Task details: In the records below, find each line containing the word "PPP综合服务" and copy it.

Information provided:
◆ ◆ ◆ ◆ ◆
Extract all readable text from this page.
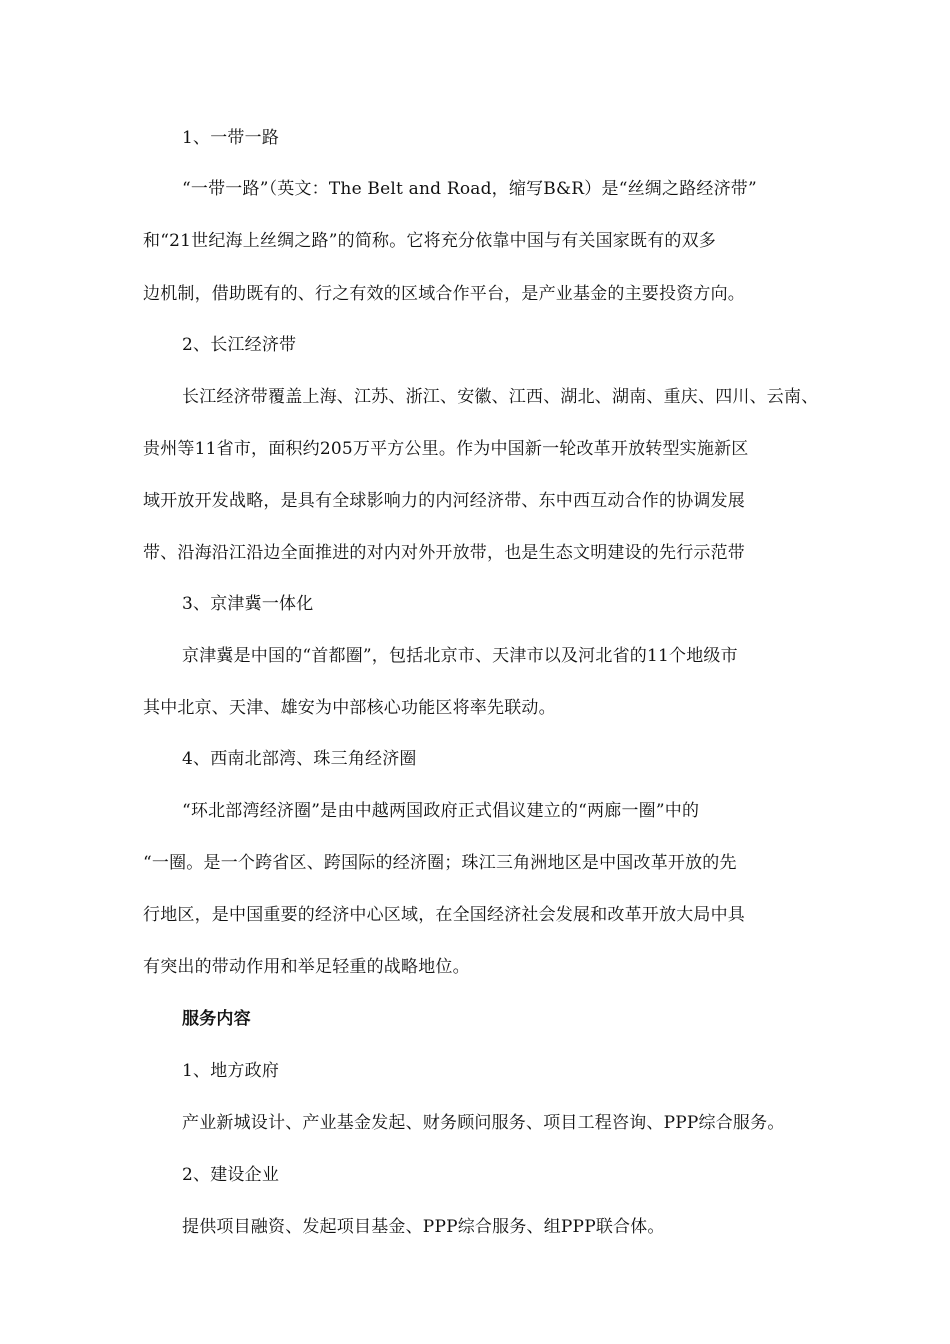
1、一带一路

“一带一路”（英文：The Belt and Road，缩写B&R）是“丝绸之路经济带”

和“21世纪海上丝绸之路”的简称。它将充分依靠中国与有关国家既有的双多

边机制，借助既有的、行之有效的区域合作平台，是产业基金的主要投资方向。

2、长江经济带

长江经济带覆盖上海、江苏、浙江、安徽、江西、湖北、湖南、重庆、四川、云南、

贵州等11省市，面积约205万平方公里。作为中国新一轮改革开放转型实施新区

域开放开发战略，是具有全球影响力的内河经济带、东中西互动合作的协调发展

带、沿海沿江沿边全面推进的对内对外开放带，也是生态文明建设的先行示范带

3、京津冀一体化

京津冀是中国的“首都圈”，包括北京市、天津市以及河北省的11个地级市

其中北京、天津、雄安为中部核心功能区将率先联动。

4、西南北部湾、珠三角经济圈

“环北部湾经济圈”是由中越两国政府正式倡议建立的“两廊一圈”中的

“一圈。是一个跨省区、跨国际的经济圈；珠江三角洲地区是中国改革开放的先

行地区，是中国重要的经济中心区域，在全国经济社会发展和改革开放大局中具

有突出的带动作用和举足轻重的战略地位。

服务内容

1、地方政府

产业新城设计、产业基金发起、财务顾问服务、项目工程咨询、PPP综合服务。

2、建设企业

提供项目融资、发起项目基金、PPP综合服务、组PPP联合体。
◆ ◆ ◆ ◆ ◆
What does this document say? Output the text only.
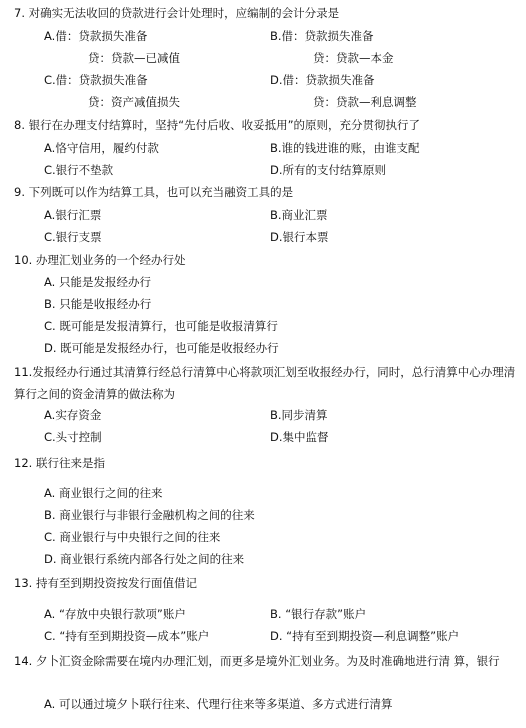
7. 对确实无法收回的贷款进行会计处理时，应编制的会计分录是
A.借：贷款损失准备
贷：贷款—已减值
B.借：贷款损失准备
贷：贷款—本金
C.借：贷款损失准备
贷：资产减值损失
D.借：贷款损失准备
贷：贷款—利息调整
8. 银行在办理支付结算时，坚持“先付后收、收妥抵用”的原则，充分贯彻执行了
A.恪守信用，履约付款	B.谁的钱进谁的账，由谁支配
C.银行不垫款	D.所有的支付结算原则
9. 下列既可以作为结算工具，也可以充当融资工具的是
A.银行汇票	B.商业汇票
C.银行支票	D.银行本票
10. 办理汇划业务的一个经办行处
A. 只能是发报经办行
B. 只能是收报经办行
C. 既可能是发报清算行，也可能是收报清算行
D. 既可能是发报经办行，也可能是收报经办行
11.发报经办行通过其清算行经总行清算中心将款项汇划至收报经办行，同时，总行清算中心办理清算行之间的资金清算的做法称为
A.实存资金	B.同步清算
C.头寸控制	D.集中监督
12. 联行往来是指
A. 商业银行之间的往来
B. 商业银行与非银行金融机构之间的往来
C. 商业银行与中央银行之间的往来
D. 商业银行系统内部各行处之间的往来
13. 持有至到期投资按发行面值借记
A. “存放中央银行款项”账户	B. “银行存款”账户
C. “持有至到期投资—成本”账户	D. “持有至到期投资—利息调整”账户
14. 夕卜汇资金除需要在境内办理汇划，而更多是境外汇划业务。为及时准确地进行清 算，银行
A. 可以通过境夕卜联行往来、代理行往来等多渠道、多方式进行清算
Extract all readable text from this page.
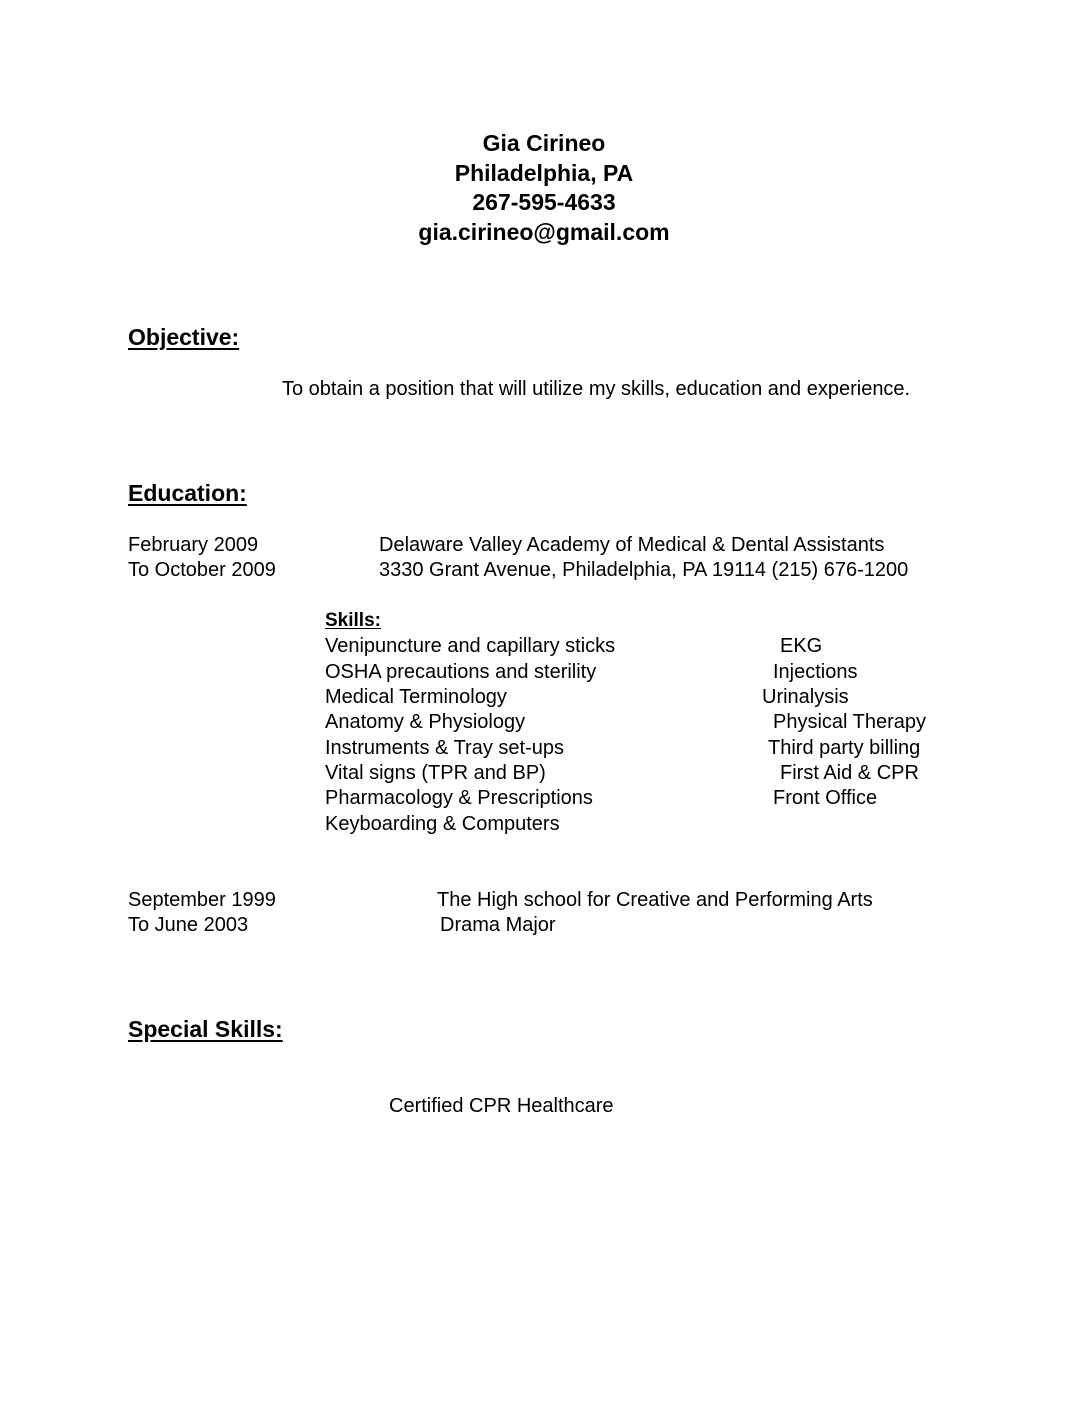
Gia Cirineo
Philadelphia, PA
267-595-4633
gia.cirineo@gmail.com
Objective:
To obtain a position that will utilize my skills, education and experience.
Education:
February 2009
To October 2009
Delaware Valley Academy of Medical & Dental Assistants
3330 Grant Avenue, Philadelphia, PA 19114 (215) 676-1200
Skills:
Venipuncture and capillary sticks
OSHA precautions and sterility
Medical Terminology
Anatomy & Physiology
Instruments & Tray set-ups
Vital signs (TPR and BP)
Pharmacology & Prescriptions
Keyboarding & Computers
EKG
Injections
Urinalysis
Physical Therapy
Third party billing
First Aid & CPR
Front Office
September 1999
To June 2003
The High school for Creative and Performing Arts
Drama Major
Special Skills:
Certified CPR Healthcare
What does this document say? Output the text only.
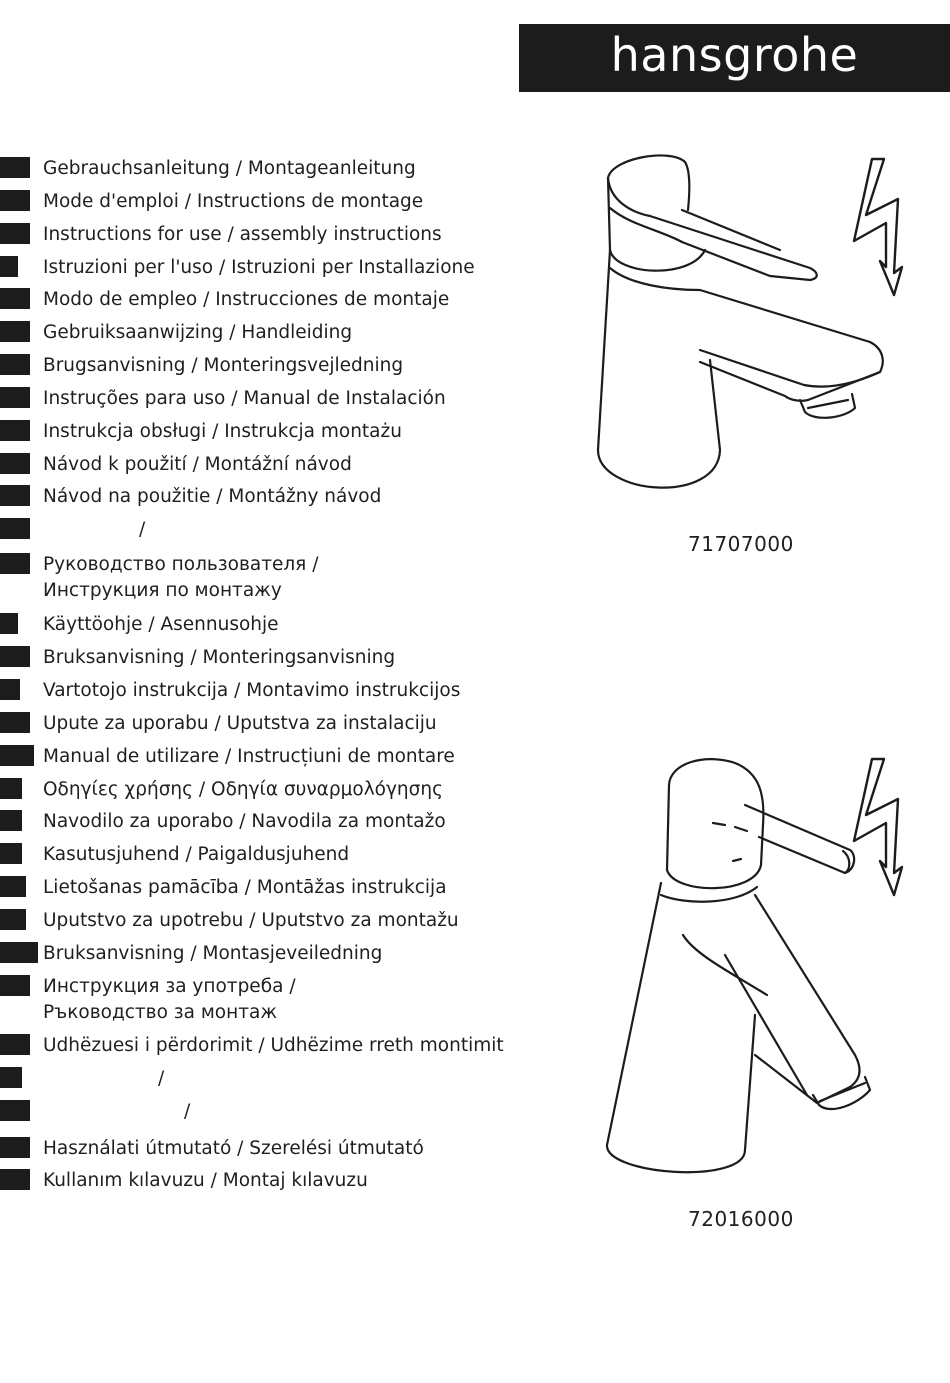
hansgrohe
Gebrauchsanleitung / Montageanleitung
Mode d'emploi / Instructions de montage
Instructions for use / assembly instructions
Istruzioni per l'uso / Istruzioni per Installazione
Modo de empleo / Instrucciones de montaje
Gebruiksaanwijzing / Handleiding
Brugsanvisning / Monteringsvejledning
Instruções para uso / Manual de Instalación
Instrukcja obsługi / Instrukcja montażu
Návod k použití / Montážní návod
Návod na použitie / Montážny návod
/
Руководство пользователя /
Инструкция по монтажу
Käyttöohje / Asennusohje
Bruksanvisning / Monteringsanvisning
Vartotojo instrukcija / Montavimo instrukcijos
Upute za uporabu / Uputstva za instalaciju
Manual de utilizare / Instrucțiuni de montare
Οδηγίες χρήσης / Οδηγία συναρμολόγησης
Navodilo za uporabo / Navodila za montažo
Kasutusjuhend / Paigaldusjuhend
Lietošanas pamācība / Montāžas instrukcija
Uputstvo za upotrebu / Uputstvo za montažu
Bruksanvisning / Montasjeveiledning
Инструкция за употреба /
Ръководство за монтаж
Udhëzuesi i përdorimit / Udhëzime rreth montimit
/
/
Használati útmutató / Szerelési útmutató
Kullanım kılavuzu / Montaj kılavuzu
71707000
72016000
◆ ◆ ◆ ◆ ◆
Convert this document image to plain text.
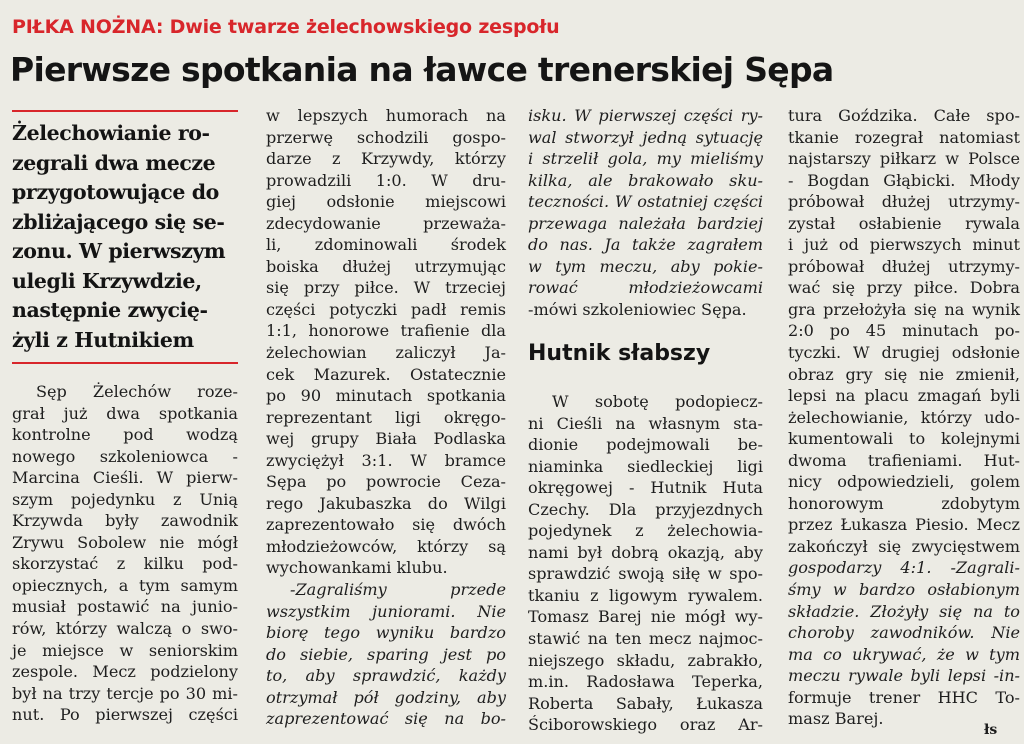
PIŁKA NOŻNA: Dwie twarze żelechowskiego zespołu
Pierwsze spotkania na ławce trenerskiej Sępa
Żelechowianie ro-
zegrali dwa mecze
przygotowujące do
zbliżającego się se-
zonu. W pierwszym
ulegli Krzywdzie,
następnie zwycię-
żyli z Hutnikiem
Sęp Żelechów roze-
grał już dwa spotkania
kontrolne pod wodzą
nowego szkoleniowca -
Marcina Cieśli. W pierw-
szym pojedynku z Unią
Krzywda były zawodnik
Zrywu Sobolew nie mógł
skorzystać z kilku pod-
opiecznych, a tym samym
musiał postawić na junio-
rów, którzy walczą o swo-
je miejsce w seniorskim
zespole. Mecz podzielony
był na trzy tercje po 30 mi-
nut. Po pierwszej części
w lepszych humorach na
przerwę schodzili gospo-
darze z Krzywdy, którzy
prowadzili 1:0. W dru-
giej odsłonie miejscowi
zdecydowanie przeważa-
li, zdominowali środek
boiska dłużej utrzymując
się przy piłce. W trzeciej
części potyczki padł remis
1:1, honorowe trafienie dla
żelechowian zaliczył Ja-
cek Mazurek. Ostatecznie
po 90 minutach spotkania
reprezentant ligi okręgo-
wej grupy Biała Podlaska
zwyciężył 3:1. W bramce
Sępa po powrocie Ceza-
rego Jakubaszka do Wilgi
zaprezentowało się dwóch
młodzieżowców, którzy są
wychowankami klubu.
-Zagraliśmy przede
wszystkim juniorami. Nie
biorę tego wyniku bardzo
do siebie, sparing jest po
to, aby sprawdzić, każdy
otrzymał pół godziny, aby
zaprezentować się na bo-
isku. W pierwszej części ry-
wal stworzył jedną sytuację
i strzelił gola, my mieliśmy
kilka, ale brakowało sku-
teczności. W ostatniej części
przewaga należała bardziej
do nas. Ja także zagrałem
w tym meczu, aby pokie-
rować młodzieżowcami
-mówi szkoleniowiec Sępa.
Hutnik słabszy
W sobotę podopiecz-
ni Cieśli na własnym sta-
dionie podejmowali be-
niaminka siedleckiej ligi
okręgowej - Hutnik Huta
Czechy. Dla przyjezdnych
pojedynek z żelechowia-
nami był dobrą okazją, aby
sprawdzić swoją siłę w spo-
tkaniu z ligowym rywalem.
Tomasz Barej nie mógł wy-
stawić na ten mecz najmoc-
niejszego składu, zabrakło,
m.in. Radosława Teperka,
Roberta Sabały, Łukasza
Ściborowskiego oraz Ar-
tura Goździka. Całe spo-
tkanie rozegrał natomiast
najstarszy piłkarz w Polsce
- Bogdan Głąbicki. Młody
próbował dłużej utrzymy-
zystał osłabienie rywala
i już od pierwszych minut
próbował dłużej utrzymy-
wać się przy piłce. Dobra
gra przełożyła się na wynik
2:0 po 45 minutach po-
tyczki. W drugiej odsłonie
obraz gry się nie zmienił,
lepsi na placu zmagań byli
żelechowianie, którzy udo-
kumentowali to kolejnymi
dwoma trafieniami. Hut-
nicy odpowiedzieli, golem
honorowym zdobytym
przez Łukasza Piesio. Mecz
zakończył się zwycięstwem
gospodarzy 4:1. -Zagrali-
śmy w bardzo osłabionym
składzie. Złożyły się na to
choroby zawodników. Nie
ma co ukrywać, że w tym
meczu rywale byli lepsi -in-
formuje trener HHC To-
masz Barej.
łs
◆ ◆ ◆ ◆ ◆
Answer to the exercise:
产业新城设计、产业基金发起、财务顾问服务、项目工程咨询、PPP综合服务。
提供项目融资、发起项目基金、PPP综合服务、组PPP联合体。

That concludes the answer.